— Task prompt —
Look through the material and copy each line holding "withered".

— Exercise input —
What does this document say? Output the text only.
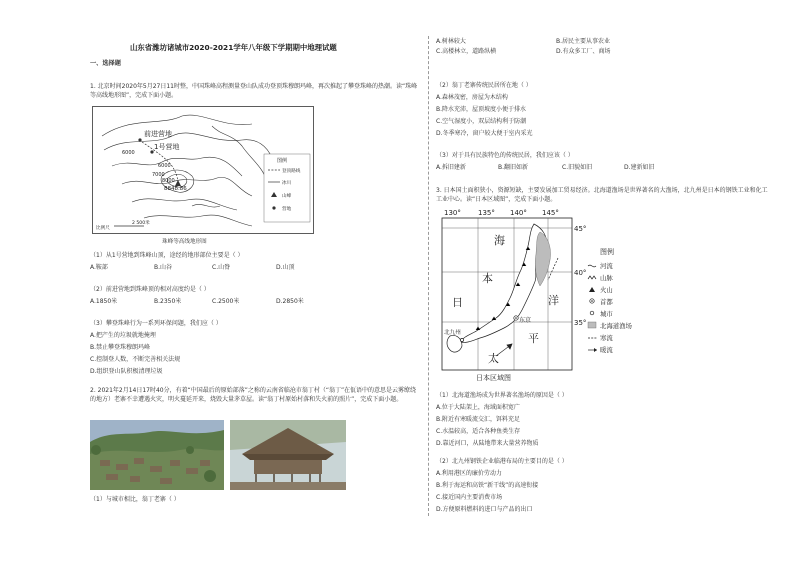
山东省潍坊诸城市2020-2021学年八年级下学期期中地理试题
一、选择题
1. 北京时间2020年5月27日11时整，中国珠峰高程测量登山队成功登顶珠穆朗玛峰，再次推起了攀登珠峰的热潮。读“珠峰等高线地形图”，完成下面小题。
前进营地
1号营地
6000
6000
7000
8000
8848.86
图例
登顶路线
冰川
山峰
营地
比例尺
2 500米
珠峰等高线地形图
（1）从1号营地到珠峰山顶，途经的地形部位主要是（ ）
A.鞍部	B.山谷	C.山脊	D.山顶
（2）前进营地到珠峰顶的相对高度约是（ ）
A.1850米	B.2350米	C.2500米	D.2850米
（3）攀登珠峰行为一系列环保问题，我们应（ ）
A.把产生的垃圾就地掩埋
B.禁止攀登珠穆朗玛峰
C.控制登人数，不断完善相关法规
D.组织登山队积极清理垃圾
2. 2021年2月14日17时40分，有着“中国最后的原始部落”之称的云南省临沧市翁丁村（“翁丁”在佤语中的意思是云雾缭绕的地方）老寨不幸遭遇火灾，明火蔓延开来，烧毁大量茅草屋。读“翁丁村原始村落和失火前的照片”，完成下面小题。
（1）与城市相比，翁丁老寨（ ）
A.树林较大	B.居民主要从事农业
C.高楼林立，道路纵横	D.有众多工厂、商场
（2）翁丁老寨传统民居所在地（ ）
A.森林茂密，房屋为木结构
B.降水充沛，屋顶坡度小便于排水
C.空气湿度小，双层结构利于防潮
D.冬季寒冷，窗户较大便于室内采光
（3）对于具有民族特色的传统民居，我们应该（ ）
A.拆旧建新	B.翻旧如新	C.旧貌如旧	D.建新如旧
3. 日本国土面积狭小，资源短缺，主要发展加工贸易经济。北海道渔场是世界著名的大渔场，北九州是日本的钢铁工业和化工工业中心。读“日本区域图”，完成下面小题。
130° 135° 140° 145°
45°
40°
35°
东京
北九州
海
本
日	洋
平
太
日本区域图
图例
河流
山脉
火山
首都
城市
北海道渔场
寒流
暖流
（1）北海道渔场成为世界著名渔场的原因是（ ）
A.位于大陆架上，海域面积宽广
B.附近有寒暖流交汇，饵料充足
C.水温较高，适合各种鱼类生存
D.靠近河口，从陆地带来大量营养物质
（2）北九州钢铁企业临港布局的主要目的是（ ）
A.利用港区的廉价劳动力
B.利于海运和高铁“新干线”的高速衔接
C.接近国内主要消费市场
D.方便原料燃料的进口与产品的出口
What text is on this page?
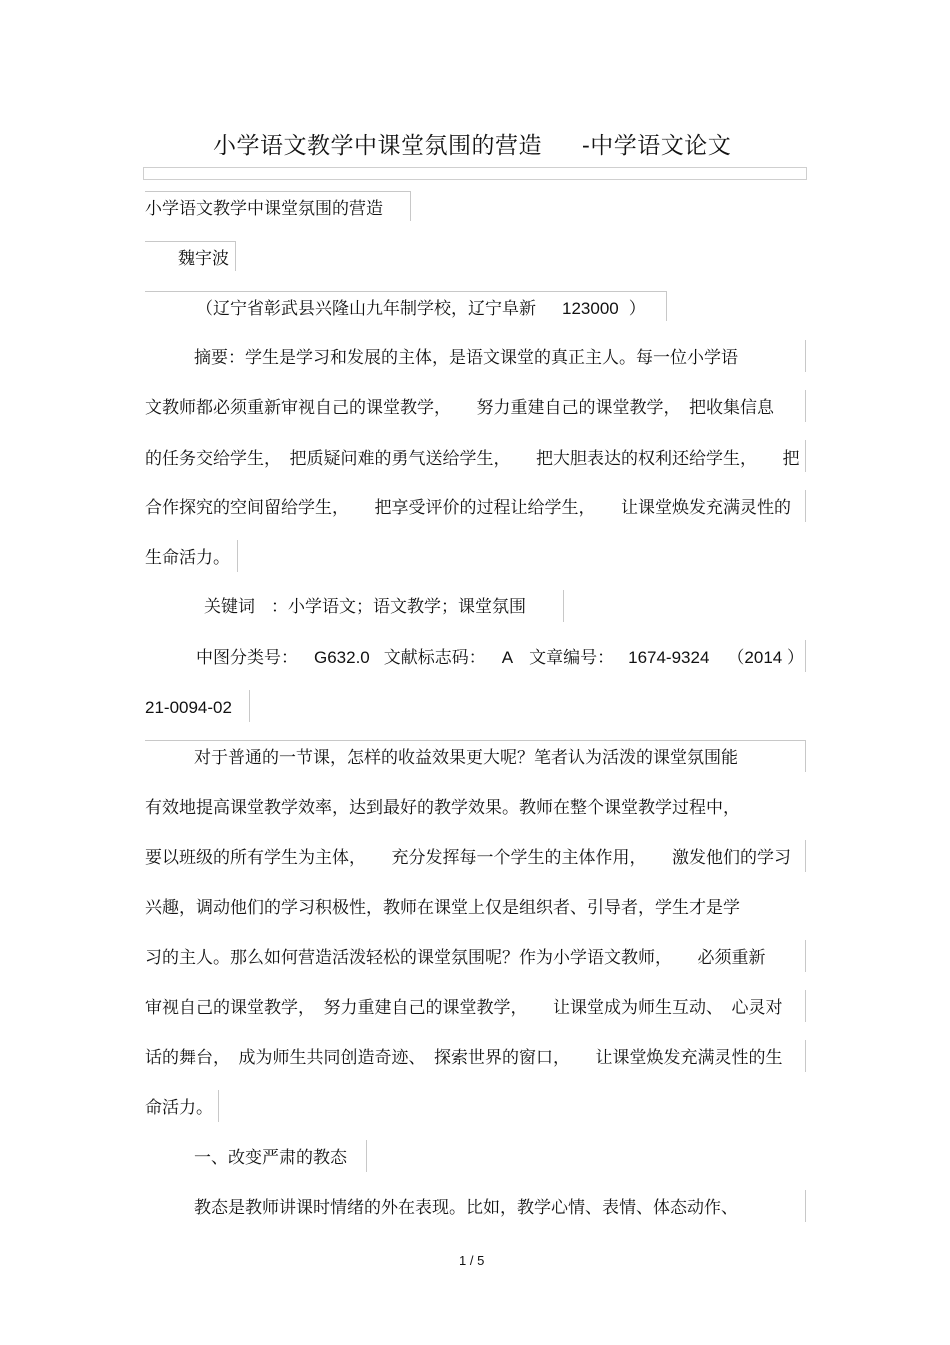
小学语文教学中课堂氛围的营造 -中学语文论文
小学语文教学中课堂氛围的营造
魏宇波
（辽宁省彰武县兴隆山九年制学校，辽宁阜新 123000 ）
摘要：学生是学习和发展的主体，是语文课堂的真正主人。每一位小学语
文教师都必须重新审视自己的课堂教学，　　努力重建自己的课堂教学，　把收集信息
的任务交给学生，　把质疑问难的勇气送给学生，　　把大胆表达的权利还给学生，　　把
合作探究的空间留给学生，　　把享受评价的过程让给学生，　　让课堂焕发充满灵性的
生命活力。
关键词 ：小学语文；语文教学；课堂氛围
中图分类号： G632.0 文献标志码： A 文章编号： 1674-9324 （2014 ）
21-0094-02
对于普通的一节课，怎样的收益效果更大呢？笔者认为活泼的课堂氛围能
有效地提高课堂教学效率，达到最好的教学效果。教师在整个课堂教学过程中，
要以班级的所有学生为主体，　　充分发挥每一个学生的主体作用，　　激发他们的学习
兴趣，调动他们的学习积极性，教师在课堂上仅是组织者、引导者，学生才是学
习的主人。那么如何营造活泼轻松的课堂氛围呢？作为小学语文教师，　　必须重新
审视自己的课堂教学，　努力重建自己的课堂教学，　　让课堂成为师生互动、　心灵对
话的舞台，　成为师生共同创造奇迹、　探索世界的窗口，　　让课堂焕发充满灵性的生
命活力。
一、改变严肃的教态
教态是教师讲课时情绪的外在表现。比如，教学心情、表情、体态动作、
1 / 5
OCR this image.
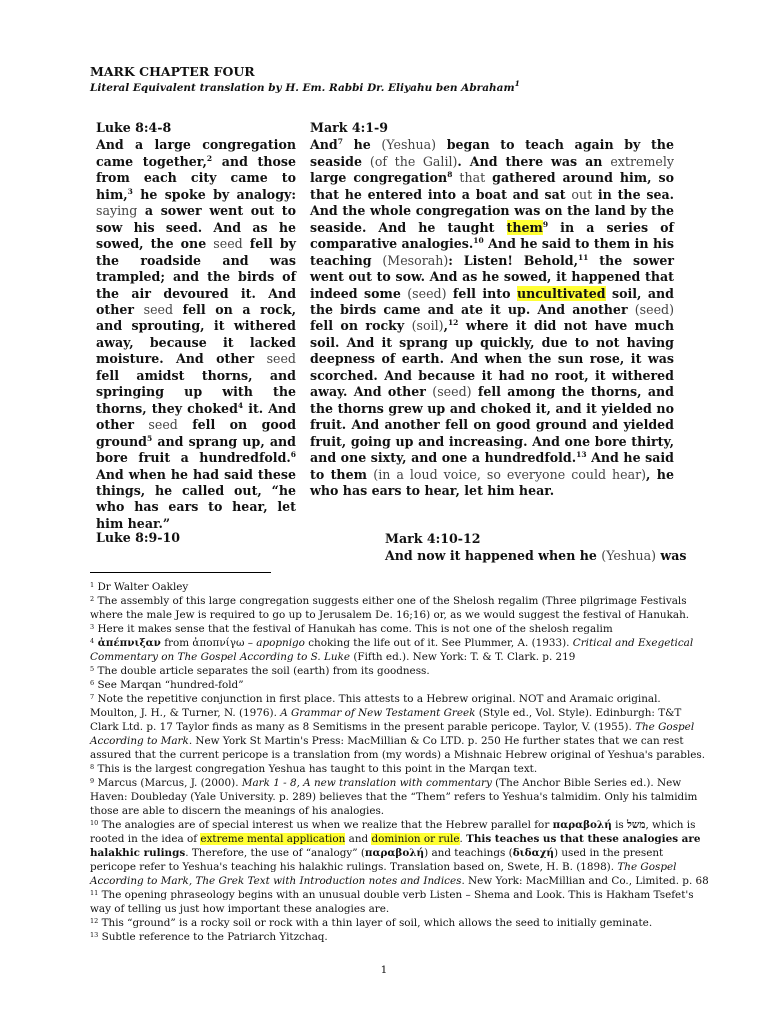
MARK CHAPTER FOUR
Literal Equivalent translation by H. Em. Rabbi Dr. Eliyahu ben Abraham$^1$
Luke 8:4-8
And a large congregation came together,$^2$ and those from each city came to him,$^3$ he spoke by analogy: saying a sower went out to sow his seed. And as he sowed, the one seed fell by the roadside and was trampled; and the birds of the air devoured it. And other seed fell on a rock, and sprouting, it withered away, because it lacked moisture. And other seed fell amidst thorns, and springing up with the thorns, they choked$^4$ it. And other seed fell on good ground$^5$ and sprang up, and bore fruit a hundredfold.$^6$ And when he had said these things, he called out, “he who has ears to hear, let him hear.”
Mark 4:1-9
And$^7$ he (Yeshua) began to teach again by the seaside (of the Galil). And there was an extremely large congregation$^8$ that gathered around him, so that he entered into a boat and sat out in the sea. And the whole congregation was on the land by the seaside. And he taught them$^9$ in a series of comparative analogies.$^{10}$ And he said to them in his teaching (Mesorah): Listen! Behold,$^{11}$ the sower went out to sow. And as he sowed, it happened that indeed some (seed) fell into uncultivated soil, and the birds came and ate it up. And another (seed) fell on rocky (soil),$^{12}$ where it did not have much soil. And it sprang up quickly, due to not having deepness of earth. And when the sun rose, it was scorched. And because it had no root, it withered away. And other (seed) fell among the thorns, and the thorns grew up and choked it, and it yielded no fruit. And another fell on good ground and yielded fruit, going up and increasing. And one bore thirty, and one sixty, and one a hundredfold.$^{13}$ And he said to them (in a loud voice, so everyone could hear), he who has ears to hear, let him hear.
Luke 8:9-10	Mark 4:10-12
And now it happened when he (Yeshua) was

$^1$ Dr Walter Oakley

$^2$ The assembly of this large congregation suggests either one of the Shelosh regalim (Three pilgrimage Festivals where the male Jew is required to go up to Jerusalem De. 16;16) or, as we would suggest the festival of Hanukah.

$^3$ Here it makes sense that the festival of Hanukah has come. This is not one of the shelosh regalim

$^4$ ἀπέπνιξαν from ἀποπνίγω – apopnigo choking the life out of it. See Plummer, A. (1933). Critical and Exegetical Commentary on The Gospel According to S. Luke (Fifth ed.). New York: T. & T. Clark. p. 219

$^5$ The double article separates the soil (earth) from its goodness.

$^6$ See Marqan “hundred-fold”

$^7$ Note the repetitive conjunction in first place. This attests to a Hebrew original. NOT and Aramaic original. Moulton, J. H., & Turner, N. (1976). A Grammar of New Testament Greek (Style ed., Vol. Style). Edinburgh: T&T Clark Ltd. p. 17 Taylor finds as many as 8 Semitisms in the present parable pericope. Taylor, V. (1955). The Gospel According to Mark. New York St Martin's Press: MacMillian & Co LTD. p. 250 He further states that we can rest assured that the current pericope is a translation from (my words) a Mishnaic Hebrew original of Yeshua's parables.

$^8$ This is the largest congregation Yeshua has taught to this point in the Marqan text.

$^9$ Marcus (Marcus, J. (2000). Mark 1 - 8, A new translation with commentary (The Anchor Bible Series ed.). New Haven: Doubleday (Yale University. p. 289) believes that the “Them” refers to Yeshua's talmidim. Only his talmidim those are able to discern the meanings of his analogies.

$^{10}$ The analogies are of special interest us when we realize that the Hebrew parallel for παραβολή is משל, which is rooted in the idea of extreme mental application and dominion or rule. This teaches us that these analogies are halakhic rulings. Therefore, the use of “analogy” (παραβολή) and teachings (διδαχή) used in the present pericope refer to Yeshua's teaching his halakhic rulings. Translation based on, Swete, H. B. (1898). The Gospel According to Mark, The Grek Text with Introduction notes and Indices. New York: MacMillian and Co., Limited. p. 68

$^{11}$ The opening phraseology begins with an unusual double verb Listen – Shema and Look. This is Hakham Tsefet's way of telling us just how important these analogies are.

$^{12}$ This “ground” is a rocky soil or rock with a thin layer of soil, which allows the seed to initially geminate.

$^{13}$ Subtle reference to the Patriarch Yitzchaq.

1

— Expected output —
And a large congregation came together,$^2$ and those from each city came to him,$^3$ he spoke by analogy: saying a sower went out to sow his seed. And as he sowed, the one seed fell by the roadside and was trampled; and the birds of the air devoured it. And other seed fell on a rock, and sprouting, it withered away, because it lacked moisture. And other seed fell amidst thorns, and springing up with the thorns, they choked$^4$ it. And other seed fell on good ground$^5$ and sprang up, and bore fruit a hundredfold.$^6$ And when he had said these things, he called out, “he who has ears to hear, let him hear.”
And$^7$ he (Yeshua) began to teach again by the seaside (of the Galil). And there was an extremely large congregation$^8$ that gathered around him, so that he entered into a boat and sat out in the sea. And the whole congregation was on the land by the seaside. And he taught them$^9$ in a series of comparative analogies.$^{10}$ And he said to them in his teaching (Mesorah): Listen! Behold,$^{11}$ the sower went out to sow. And as he sowed, it happened that indeed some (seed) fell into uncultivated soil, and the birds came and ate it up. And another (seed) fell on rocky (soil),$^{12}$ where it did not have much soil. And it sprang up quickly, due to not having deepness of earth. And when the sun rose, it was scorched. And because it had no root, it withered away. And other (seed) fell among the thorns, and the thorns grew up and choked it, and it yielded no fruit. And another fell on good ground and yielded fruit, going up and increasing. And one bore thirty, and one sixty, and one a hundredfold.$^{13}$ And he said to them (in a loud voice, so everyone could hear), he who has ears to hear, let him hear.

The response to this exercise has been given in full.